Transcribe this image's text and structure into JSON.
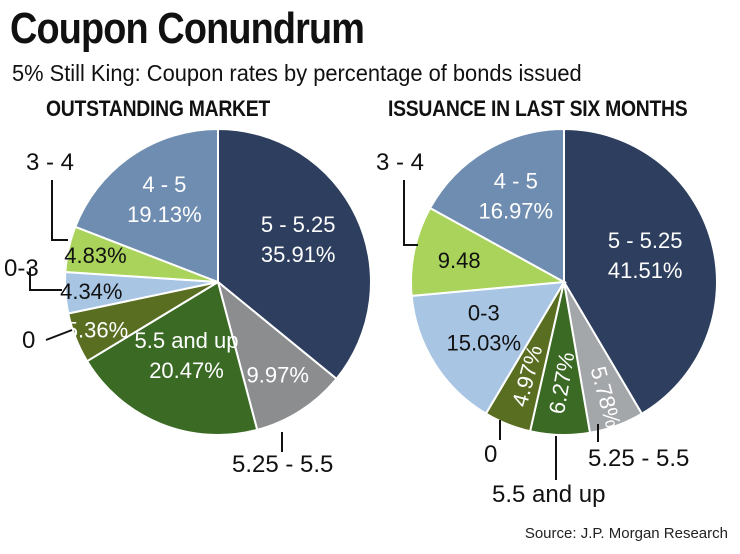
{
  "header": {
    "title": "Coupon Conundrum",
    "subtitle": "5% Still King: Coupon rates by percentage of bonds issued"
  },
  "footer": {
    "source": "Source: J.P. Morgan Research"
  },
  "colors": {
    "navy": "#2d3e5e",
    "steel": "#6f8db0",
    "lightgreen": "#a9d35a",
    "lightblue": "#a8c6e4",
    "olive": "#5a6e22",
    "green": "#3a6a24",
    "gray": "#8b8d8f",
    "lightgray": "#a4a7aa"
  },
  "chart_data": [
    {
      "type": "pie",
      "title": "OUTSTANDING MARKET",
      "slices": [
        {
          "category": "5 - 5.25",
          "value": 35.91,
          "label": "35.91%",
          "color": "#2d3e5e"
        },
        {
          "category": "5.25 - 5.5",
          "value": 9.97,
          "label": "9.97%",
          "color": "#8b8d8f"
        },
        {
          "category": "5.5 and up",
          "value": 20.47,
          "label": "20.47%",
          "color": "#3a6a24"
        },
        {
          "category": "0",
          "value": 5.36,
          "label": "5.36%",
          "color": "#5a6e22"
        },
        {
          "category": "0-3",
          "value": 4.34,
          "label": "4.34%",
          "color": "#a8c6e4"
        },
        {
          "category": "3 - 4",
          "value": 4.83,
          "label": "4.83%",
          "color": "#a9d35a"
        },
        {
          "category": "4 - 5",
          "value": 19.13,
          "label": "19.13%",
          "color": "#6f8db0"
        }
      ]
    },
    {
      "type": "pie",
      "title": "ISSUANCE IN LAST SIX MONTHS",
      "slices": [
        {
          "category": "5 - 5.25",
          "value": 41.51,
          "label": "41.51%",
          "color": "#2d3e5e"
        },
        {
          "category": "5.25 - 5.5",
          "value": 5.78,
          "label": "5.78%",
          "color": "#a4a7aa"
        },
        {
          "category": "5.5 and up",
          "value": 6.27,
          "label": "6.27%",
          "color": "#3a6a24"
        },
        {
          "category": "0",
          "value": 4.97,
          "label": "4.97%",
          "color": "#5a6e22"
        },
        {
          "category": "0-3",
          "value": 15.03,
          "label": "15.03%",
          "color": "#a8c6e4"
        },
        {
          "category": "3 - 4",
          "value": 9.48,
          "label": "9.48",
          "color": "#a9d35a"
        },
        {
          "category": "4 - 5",
          "value": 16.97,
          "label": "16.97%",
          "color": "#6f8db0"
        }
      ]
    }
  ]
}
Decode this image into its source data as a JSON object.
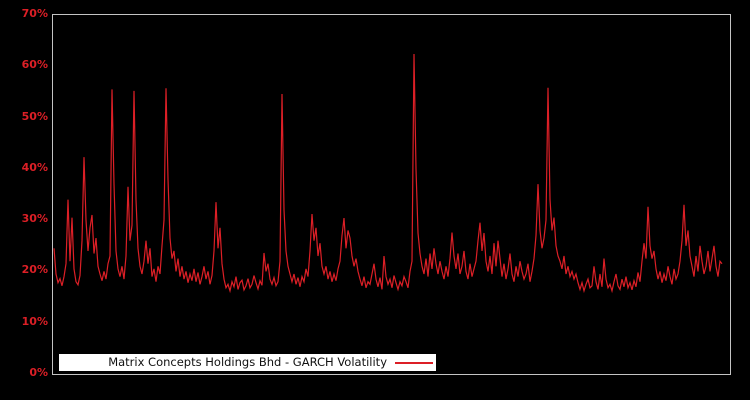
{
  "legend": {
    "label": "Matrix Concepts Holdings Bhd - GARCH Volatility"
  },
  "colors": {
    "background": "#000000",
    "series": "#dc1f26",
    "axis_label": "#dc1f26",
    "frame": "#c4c4c4",
    "legend_bg": "#ffffff",
    "legend_text": "#111111"
  },
  "chart_data": {
    "type": "line",
    "title": "Matrix Concepts Holdings Bhd - GARCH Volatility",
    "xlabel": "",
    "ylabel": "",
    "ylim": [
      0,
      70
    ],
    "y_ticks": [
      "0%",
      "10%",
      "20%",
      "30%",
      "40%",
      "50%",
      "60%",
      "70%"
    ],
    "x_ticks": [],
    "grid": false,
    "legend_position": "bottom-inside",
    "series": [
      {
        "name": "Matrix Concepts Holdings Bhd - GARCH Volatility",
        "color": "#dc1f26",
        "unit": "%",
        "values_pct": [
          24.5,
          19.5,
          17.8,
          18.6,
          17.2,
          19.0,
          21.5,
          34.0,
          22.0,
          30.5,
          20.5,
          18.0,
          17.4,
          19.2,
          26.0,
          42.3,
          30.0,
          24.0,
          28.5,
          31.0,
          23.5,
          26.5,
          21.0,
          19.5,
          18.2,
          20.0,
          18.5,
          21.5,
          23.0,
          55.5,
          37.0,
          24.0,
          20.5,
          19.0,
          21.0,
          18.5,
          23.0,
          36.5,
          26.0,
          29.0,
          55.2,
          34.0,
          24.5,
          21.0,
          19.5,
          22.0,
          26.0,
          21.5,
          24.5,
          19.0,
          20.5,
          18.0,
          21.0,
          19.5,
          25.0,
          30.0,
          55.7,
          38.0,
          26.5,
          22.5,
          24.0,
          20.0,
          22.5,
          19.0,
          21.0,
          18.5,
          20.0,
          17.8,
          19.5,
          18.2,
          20.5,
          18.0,
          19.8,
          17.5,
          19.0,
          21.0,
          18.5,
          20.0,
          17.5,
          19.2,
          24.0,
          33.5,
          24.5,
          28.5,
          21.5,
          18.5,
          16.8,
          17.5,
          16.2,
          18.0,
          17.0,
          19.0,
          16.5,
          17.8,
          18.3,
          16.4,
          17.2,
          18.6,
          16.8,
          17.5,
          19.2,
          17.8,
          16.6,
          18.2,
          17.3,
          23.6,
          20.0,
          21.5,
          18.5,
          17.5,
          18.8,
          17.2,
          18.0,
          22.0,
          54.6,
          32.0,
          24.0,
          21.0,
          19.5,
          18.0,
          19.5,
          17.5,
          18.8,
          17.0,
          19.0,
          18.0,
          20.5,
          19.0,
          24.0,
          31.2,
          26.0,
          28.5,
          23.0,
          25.5,
          21.0,
          19.5,
          21.0,
          18.5,
          20.0,
          18.0,
          19.5,
          18.2,
          20.5,
          22.0,
          27.0,
          30.4,
          24.5,
          28.0,
          26.5,
          23.0,
          21.0,
          22.5,
          20.0,
          18.5,
          17.2,
          19.0,
          16.8,
          18.0,
          17.5,
          19.5,
          21.5,
          18.5,
          17.0,
          18.8,
          16.5,
          23.0,
          19.0,
          17.5,
          18.5,
          16.8,
          19.2,
          17.8,
          16.5,
          18.0,
          17.2,
          19.0,
          18.0,
          16.8,
          20.0,
          22.0,
          62.4,
          40.0,
          27.5,
          23.5,
          21.0,
          19.5,
          22.5,
          19.0,
          23.5,
          20.5,
          24.5,
          21.5,
          19.5,
          22.0,
          20.0,
          18.5,
          21.0,
          19.0,
          22.5,
          27.6,
          23.0,
          20.5,
          23.5,
          19.5,
          21.0,
          24.0,
          20.0,
          18.5,
          21.5,
          19.0,
          20.5,
          22.0,
          26.0,
          29.5,
          24.0,
          27.5,
          22.0,
          20.0,
          23.0,
          19.5,
          25.5,
          21.0,
          26.0,
          22.5,
          19.0,
          21.5,
          18.5,
          20.5,
          23.5,
          19.5,
          18.0,
          21.0,
          19.0,
          22.0,
          20.0,
          18.5,
          19.5,
          21.5,
          18.0,
          20.0,
          22.5,
          27.0,
          37.0,
          28.0,
          24.5,
          26.5,
          30.0,
          55.8,
          34.0,
          28.0,
          30.5,
          25.0,
          23.0,
          22.0,
          20.5,
          23.0,
          19.5,
          21.0,
          19.0,
          20.0,
          18.5,
          19.5,
          17.8,
          16.5,
          17.8,
          16.2,
          17.5,
          18.5,
          16.8,
          17.2,
          21.0,
          18.0,
          16.5,
          19.5,
          17.0,
          22.5,
          18.5,
          16.8,
          17.5,
          16.2,
          18.0,
          19.5,
          17.2,
          16.5,
          18.5,
          17.0,
          19.0,
          16.8,
          17.8,
          16.4,
          18.2,
          17.0,
          19.8,
          18.0,
          22.0,
          25.5,
          22.5,
          32.6,
          25.0,
          22.5,
          24.0,
          20.5,
          18.5,
          20.0,
          17.8,
          19.5,
          18.2,
          21.0,
          19.0,
          17.5,
          20.5,
          18.5,
          19.5,
          22.0,
          26.0,
          33.0,
          25.0,
          28.0,
          23.0,
          21.0,
          19.0,
          23.0,
          20.0,
          25.0,
          22.0,
          19.5,
          21.0,
          24.0,
          20.0,
          22.5,
          25.0,
          21.0,
          19.0,
          22.0,
          21.5
        ]
      }
    ]
  }
}
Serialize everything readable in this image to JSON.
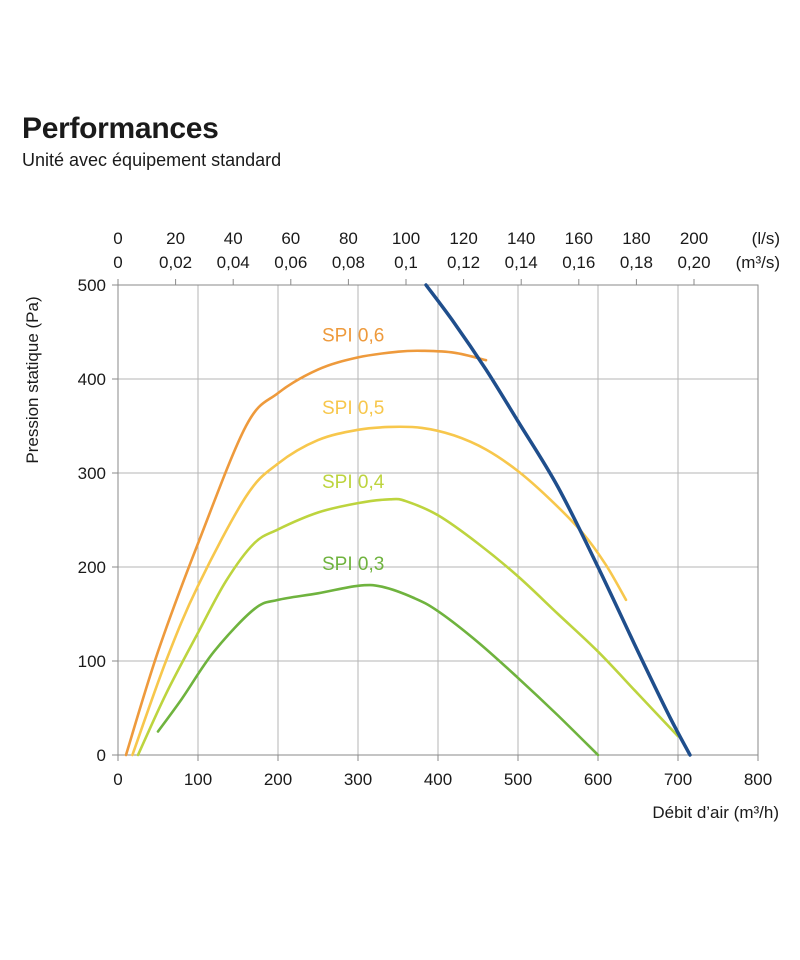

··········

Whichever lines contain the string "Holdings", select and copy them.

Answer for this exercise:
    "label": "Matrix Concepts Holdings Bhd - GARCH Volatility"
    "title": "Matrix Concepts Holdings Bhd - GARCH Volatility",
        "name": "Matrix Concepts Holdings Bhd - GARCH Volatility",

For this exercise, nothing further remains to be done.